__DOCUMENT EXTRACT__:
Edwin A. Raymond (April 11, 1861June 20, 1918) was an American businessman and progressive Republican politician from Green Bay, Wisconsin.  He represented Green Bay in the Wisconsin State Assembly during the 1911–1912 session.

Biography
E. A. Raymond was born in the city of Fond du Lac, Wisconsin, in April 1861.  He was educated in public schools, supplemented by private instruction.  In Fond du Lac, he worked as a clerk in a book and stationary store for seven years.  He then moved to Iron River, Michigan, where he worked as a bookkeeper for the Iron River Furnace Company, and was then employed as an engineer for the Chicago and Northwestern Railway Company for much of the 1880s and 1890s.  He resigned from the railroad in 1898 and operated a wholesale produce business, then purchased a farm in 1901 in Fond du Lac County.  

Finally, in 1906, he moved to Green Bay, Wisconsin, where he worked in the life insurance and real estate businesses.

__REQUIRED ACTION A__: From the biography of Edwin A. Raymond, extract the passage from "Edwin A. Raymond" to "the 1911–1912 session." without changing any wording.
__REQUIRED ACTION B__: According to the biography of Edwin A. Raymond, in what year did he purchase a farm in Fond du Lac County?
The lines that follow were taken from a different source than the biography.

__DATA EXTRACTS__:
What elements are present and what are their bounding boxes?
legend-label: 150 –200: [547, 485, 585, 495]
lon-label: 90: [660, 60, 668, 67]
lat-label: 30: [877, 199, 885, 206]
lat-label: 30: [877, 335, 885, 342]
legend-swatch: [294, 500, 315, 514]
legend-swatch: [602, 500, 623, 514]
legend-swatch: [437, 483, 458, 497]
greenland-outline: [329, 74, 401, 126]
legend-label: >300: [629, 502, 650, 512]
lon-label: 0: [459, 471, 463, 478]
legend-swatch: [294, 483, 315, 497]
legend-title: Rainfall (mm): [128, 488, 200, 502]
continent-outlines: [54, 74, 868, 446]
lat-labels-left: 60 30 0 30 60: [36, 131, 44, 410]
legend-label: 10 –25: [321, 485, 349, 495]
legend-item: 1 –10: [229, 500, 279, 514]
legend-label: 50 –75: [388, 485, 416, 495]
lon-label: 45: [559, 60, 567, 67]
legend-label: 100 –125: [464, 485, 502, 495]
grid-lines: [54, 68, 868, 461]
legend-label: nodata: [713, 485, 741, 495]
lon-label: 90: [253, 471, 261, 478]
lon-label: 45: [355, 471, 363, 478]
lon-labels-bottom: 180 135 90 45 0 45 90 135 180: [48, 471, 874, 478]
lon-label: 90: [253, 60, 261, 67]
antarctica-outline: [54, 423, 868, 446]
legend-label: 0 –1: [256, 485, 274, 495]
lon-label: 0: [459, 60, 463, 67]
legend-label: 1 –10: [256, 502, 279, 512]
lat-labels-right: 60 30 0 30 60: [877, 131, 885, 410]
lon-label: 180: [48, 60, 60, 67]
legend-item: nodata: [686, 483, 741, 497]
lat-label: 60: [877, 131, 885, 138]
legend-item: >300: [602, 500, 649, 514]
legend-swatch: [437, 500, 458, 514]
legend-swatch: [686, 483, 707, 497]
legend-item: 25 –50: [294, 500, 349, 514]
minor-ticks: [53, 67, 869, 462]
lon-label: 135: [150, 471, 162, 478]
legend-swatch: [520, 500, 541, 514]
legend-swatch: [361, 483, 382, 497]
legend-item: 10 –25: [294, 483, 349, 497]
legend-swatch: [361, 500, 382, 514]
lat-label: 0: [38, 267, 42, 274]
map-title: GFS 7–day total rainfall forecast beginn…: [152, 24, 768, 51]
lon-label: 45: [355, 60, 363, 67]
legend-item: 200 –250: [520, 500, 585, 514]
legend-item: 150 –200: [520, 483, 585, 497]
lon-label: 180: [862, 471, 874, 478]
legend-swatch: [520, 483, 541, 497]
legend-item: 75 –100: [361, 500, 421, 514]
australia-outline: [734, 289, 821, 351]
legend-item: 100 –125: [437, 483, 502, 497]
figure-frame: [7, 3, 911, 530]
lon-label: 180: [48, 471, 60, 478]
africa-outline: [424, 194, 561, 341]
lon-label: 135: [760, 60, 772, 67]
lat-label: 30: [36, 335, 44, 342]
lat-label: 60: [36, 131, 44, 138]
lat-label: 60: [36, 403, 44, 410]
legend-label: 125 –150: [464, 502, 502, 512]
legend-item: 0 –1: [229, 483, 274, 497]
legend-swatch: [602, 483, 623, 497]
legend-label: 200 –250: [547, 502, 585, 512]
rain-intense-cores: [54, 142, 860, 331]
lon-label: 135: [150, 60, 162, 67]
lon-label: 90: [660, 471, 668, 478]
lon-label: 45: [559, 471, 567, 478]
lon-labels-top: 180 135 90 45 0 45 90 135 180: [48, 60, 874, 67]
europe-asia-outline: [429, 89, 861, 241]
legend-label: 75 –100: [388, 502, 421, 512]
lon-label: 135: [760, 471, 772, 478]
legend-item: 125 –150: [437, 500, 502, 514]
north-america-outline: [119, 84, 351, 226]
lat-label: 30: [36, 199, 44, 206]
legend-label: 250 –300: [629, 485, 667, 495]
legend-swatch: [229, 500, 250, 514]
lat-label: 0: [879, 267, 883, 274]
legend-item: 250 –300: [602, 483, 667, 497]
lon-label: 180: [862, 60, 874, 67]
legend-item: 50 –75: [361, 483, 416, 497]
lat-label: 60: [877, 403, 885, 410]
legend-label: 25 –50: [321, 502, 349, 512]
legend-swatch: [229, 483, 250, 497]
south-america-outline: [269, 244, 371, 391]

__EXERCISE RESPONSE A__:
Edwin A. Raymond (April 11, 1861June 20, 1918) was an American businessman and progressive Republican politician from Green Bay, Wisconsin.  He represented Green Bay in the Wisconsin State Assembly during the 1911–1912 session.

__EXERCISE RESPONSE B__: 1901